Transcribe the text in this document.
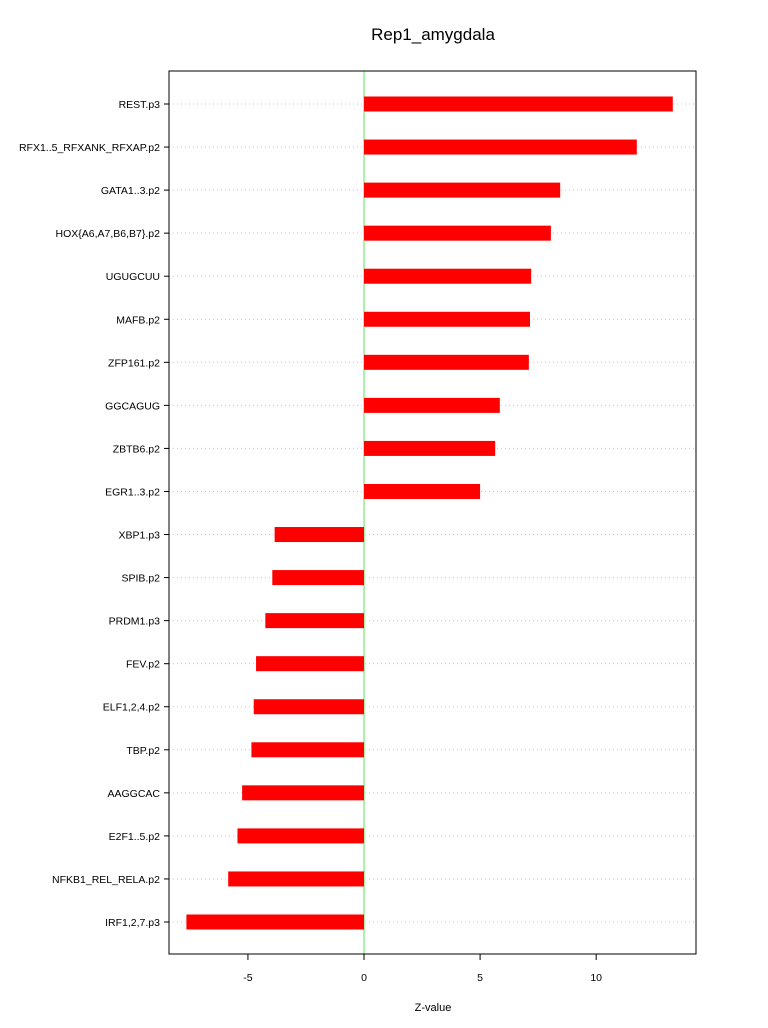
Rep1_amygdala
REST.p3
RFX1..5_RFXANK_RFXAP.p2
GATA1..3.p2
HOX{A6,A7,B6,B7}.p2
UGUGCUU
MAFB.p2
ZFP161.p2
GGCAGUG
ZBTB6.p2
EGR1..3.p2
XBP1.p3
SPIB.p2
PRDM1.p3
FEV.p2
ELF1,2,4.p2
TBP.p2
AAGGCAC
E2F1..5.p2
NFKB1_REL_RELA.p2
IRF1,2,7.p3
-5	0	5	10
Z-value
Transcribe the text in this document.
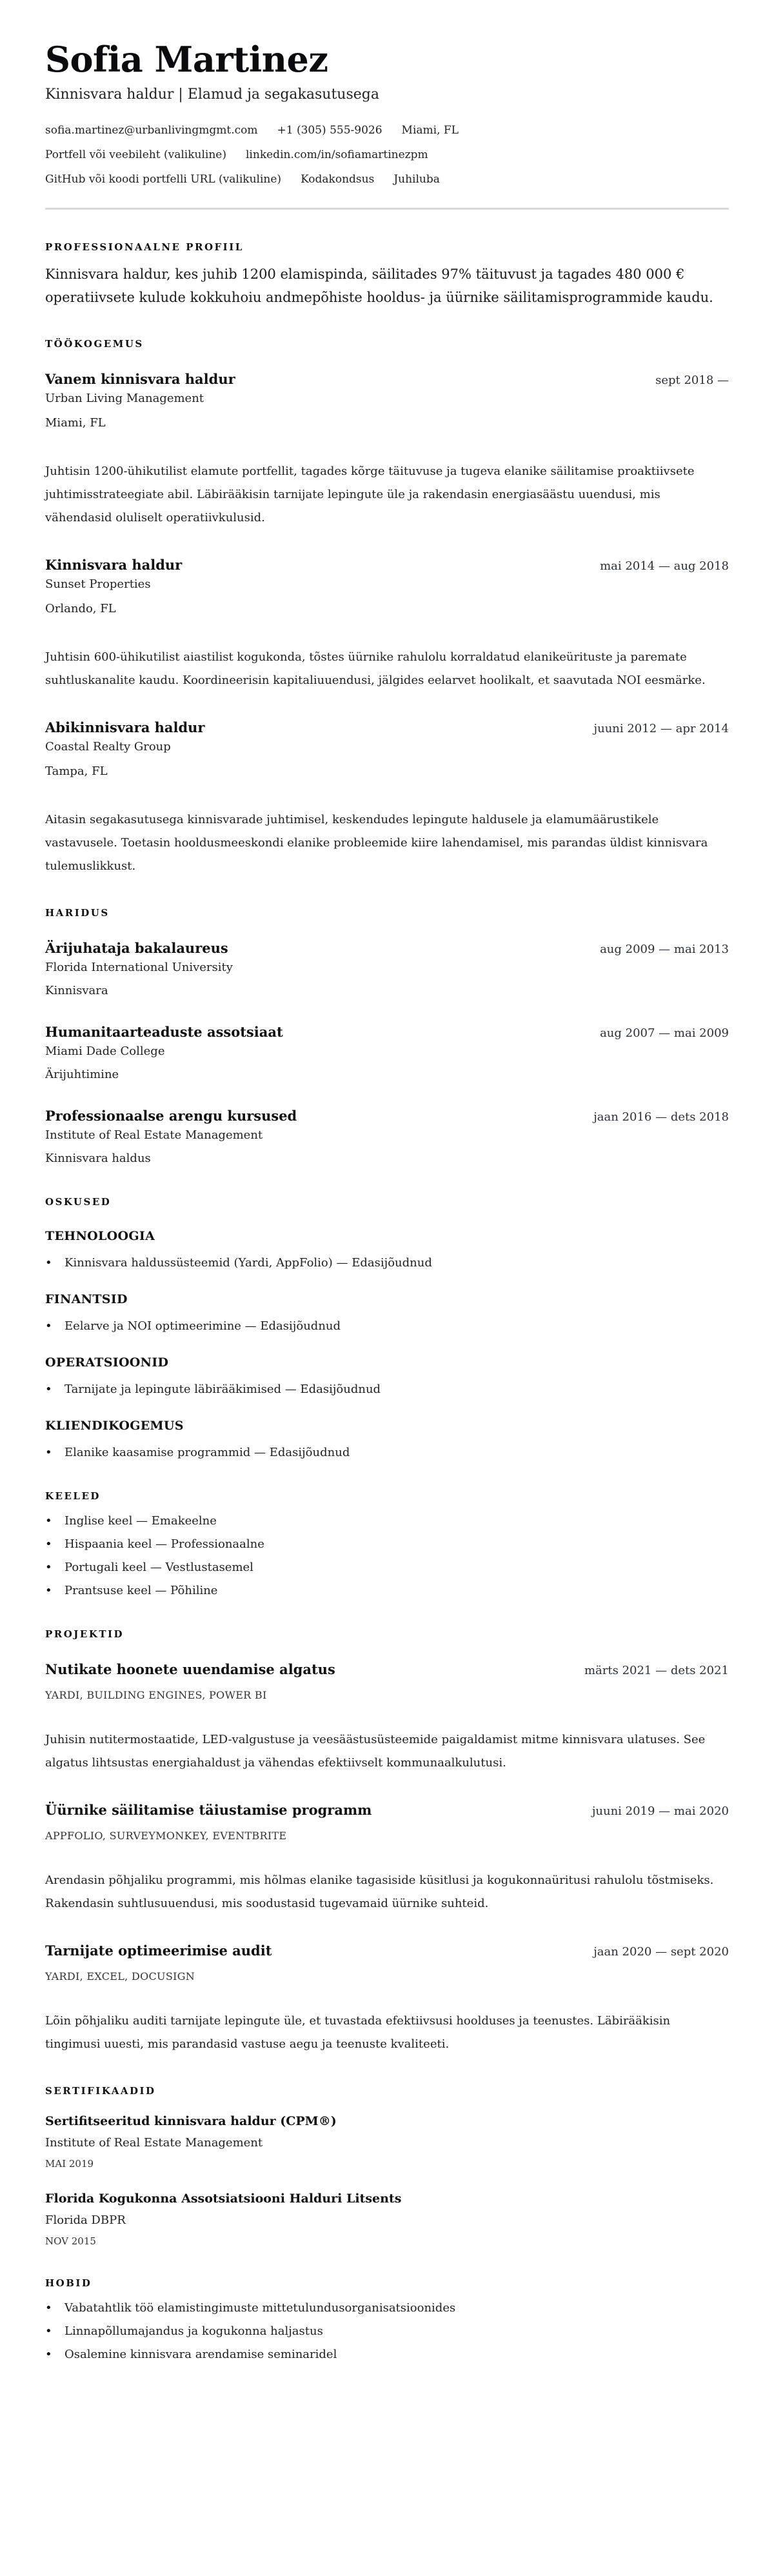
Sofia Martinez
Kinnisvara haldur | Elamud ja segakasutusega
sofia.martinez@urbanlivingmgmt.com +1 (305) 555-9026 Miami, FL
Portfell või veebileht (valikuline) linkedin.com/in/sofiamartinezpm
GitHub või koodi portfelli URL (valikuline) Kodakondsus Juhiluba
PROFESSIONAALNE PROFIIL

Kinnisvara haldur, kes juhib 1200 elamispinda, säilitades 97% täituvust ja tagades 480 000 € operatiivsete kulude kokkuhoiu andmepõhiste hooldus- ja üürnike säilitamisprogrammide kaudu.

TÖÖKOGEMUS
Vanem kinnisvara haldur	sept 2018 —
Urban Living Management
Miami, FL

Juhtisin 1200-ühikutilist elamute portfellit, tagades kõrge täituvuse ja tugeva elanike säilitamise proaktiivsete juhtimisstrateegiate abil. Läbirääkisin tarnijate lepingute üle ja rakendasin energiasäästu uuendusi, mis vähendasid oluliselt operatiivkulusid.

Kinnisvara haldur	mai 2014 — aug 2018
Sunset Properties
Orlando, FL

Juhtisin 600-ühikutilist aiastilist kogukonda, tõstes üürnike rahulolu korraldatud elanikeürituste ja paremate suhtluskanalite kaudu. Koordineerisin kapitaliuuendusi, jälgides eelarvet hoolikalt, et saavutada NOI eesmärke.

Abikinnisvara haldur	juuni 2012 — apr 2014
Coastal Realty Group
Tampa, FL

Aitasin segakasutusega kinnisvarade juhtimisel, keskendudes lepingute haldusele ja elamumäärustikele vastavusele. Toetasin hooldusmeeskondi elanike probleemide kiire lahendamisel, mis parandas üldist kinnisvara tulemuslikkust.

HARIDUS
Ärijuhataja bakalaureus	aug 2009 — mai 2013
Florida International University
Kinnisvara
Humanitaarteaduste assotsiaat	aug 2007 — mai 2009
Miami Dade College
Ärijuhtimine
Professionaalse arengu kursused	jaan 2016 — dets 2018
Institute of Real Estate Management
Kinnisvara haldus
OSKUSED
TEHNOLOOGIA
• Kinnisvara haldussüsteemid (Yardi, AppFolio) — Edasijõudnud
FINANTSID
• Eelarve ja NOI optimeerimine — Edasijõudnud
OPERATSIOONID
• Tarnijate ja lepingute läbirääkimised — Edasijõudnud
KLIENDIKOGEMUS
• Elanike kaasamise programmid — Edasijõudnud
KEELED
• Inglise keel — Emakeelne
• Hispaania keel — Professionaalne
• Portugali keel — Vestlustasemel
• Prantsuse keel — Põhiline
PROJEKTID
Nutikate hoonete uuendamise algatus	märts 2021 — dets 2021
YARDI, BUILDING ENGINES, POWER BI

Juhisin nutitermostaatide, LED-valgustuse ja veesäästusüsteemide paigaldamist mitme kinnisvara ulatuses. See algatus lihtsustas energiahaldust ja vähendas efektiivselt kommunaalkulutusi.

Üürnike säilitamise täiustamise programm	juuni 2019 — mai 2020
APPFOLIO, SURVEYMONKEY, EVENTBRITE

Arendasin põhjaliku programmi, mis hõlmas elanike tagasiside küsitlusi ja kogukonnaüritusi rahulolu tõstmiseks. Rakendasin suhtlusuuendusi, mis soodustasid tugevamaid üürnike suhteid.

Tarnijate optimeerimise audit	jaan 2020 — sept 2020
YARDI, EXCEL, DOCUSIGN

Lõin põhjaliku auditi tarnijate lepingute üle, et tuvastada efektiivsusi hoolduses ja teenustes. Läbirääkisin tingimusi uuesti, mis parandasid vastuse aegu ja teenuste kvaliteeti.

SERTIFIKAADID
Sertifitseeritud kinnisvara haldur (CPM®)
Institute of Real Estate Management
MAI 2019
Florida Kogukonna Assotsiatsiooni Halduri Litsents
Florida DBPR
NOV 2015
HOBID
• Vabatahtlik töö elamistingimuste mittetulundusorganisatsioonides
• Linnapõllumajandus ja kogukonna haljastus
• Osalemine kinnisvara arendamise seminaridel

──────────

## TASK BRIEF
Only the number is needed: state how many lines in the listing contain "põhjaliku".

## EXPECTED ANSWER
2